━━ Dataset entries

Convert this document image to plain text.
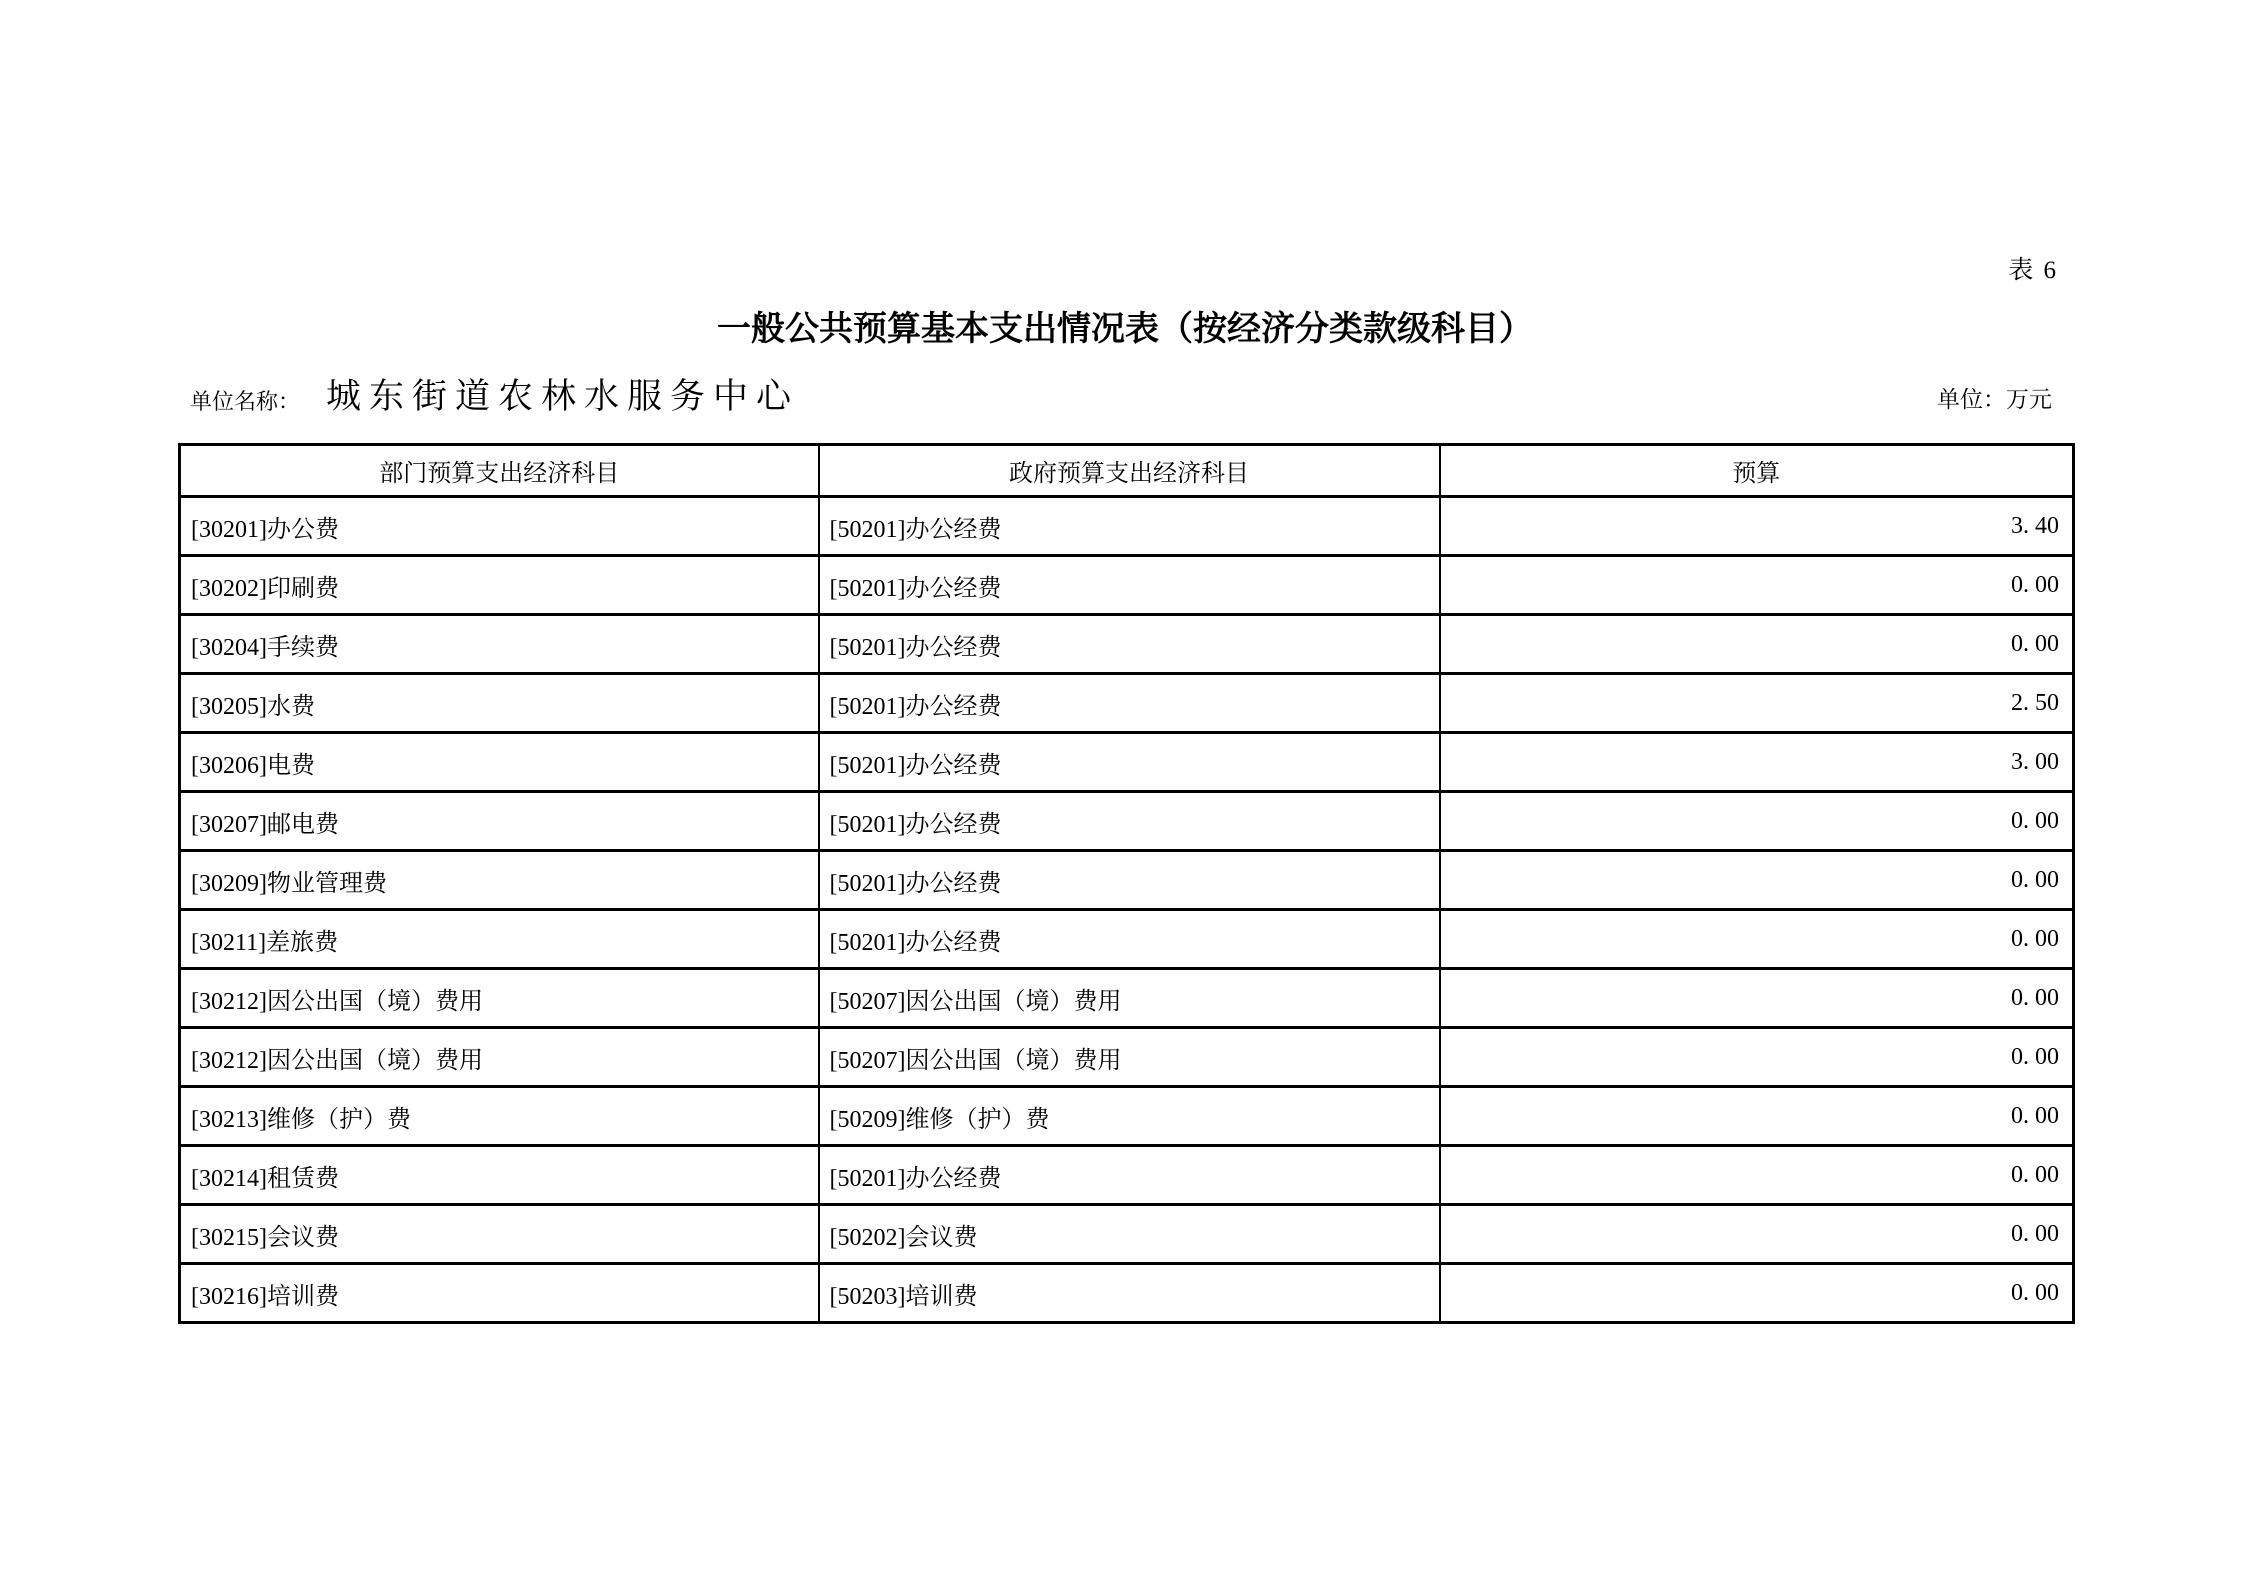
表 6
一般公共预算基本支出情况表（按经济分类款级科目）
单位名称： 城东街道农林水服务中心	单位：万元
部门预算支出经济科目	政府预算支出经济科目	预算
[30201]办公费	[50201]办公经费	3. 40
[30202]印刷费	[50201]办公经费	0. 00
[30204]手续费	[50201]办公经费	0. 00
[30205]水费	[50201]办公经费	2. 50
[30206]电费	[50201]办公经费	3. 00
[30207]邮电费	[50201]办公经费	0. 00
[30209]物业管理费	[50201]办公经费	0. 00
[30211]差旅费	[50201]办公经费	0. 00
[30212]因公出国（境）费用	[50207]因公出国（境）费用	0. 00
[30212]因公出国（境）费用	[50207]因公出国（境）费用	0. 00
[30213]维修（护）费	[50209]维修（护）费	0. 00
[30214]租赁费	[50201]办公经费	0. 00
[30215]会议费	[50202]会议费	0. 00
[30216]培训费	[50203]培训费	0. 00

━━━━

- Directions
Copy all the lines of data exactly as they appear, dropping any images.

- Written answer
Convert this document image to plain text.
表 6
一般公共预算基本支出情况表（按经济分类款级科目）
单位名称： 城东街道农林水服务中心	单位：万元
部门预算支出经济科目	政府预算支出经济科目	预算
[30201]办公费	[50201]办公经费	3. 40
[30202]印刷费	[50201]办公经费	0. 00
[30204]手续费	[50201]办公经费	0. 00
[30205]水费	[50201]办公经费	2. 50
[30206]电费	[50201]办公经费	3. 00
[30207]邮电费	[50201]办公经费	0. 00
[30209]物业管理费	[50201]办公经费	0. 00
[30211]差旅费	[50201]办公经费	0. 00
[30212]因公出国（境）费用	[50207]因公出国（境）费用	0. 00
[30212]因公出国（境）费用	[50207]因公出国（境）费用	0. 00
[30213]维修（护）费	[50209]维修（护）费	0. 00
[30214]租赁费	[50201]办公经费	0. 00
[30215]会议费	[50202]会议费	0. 00
[30216]培训费	[50203]培训费	0. 00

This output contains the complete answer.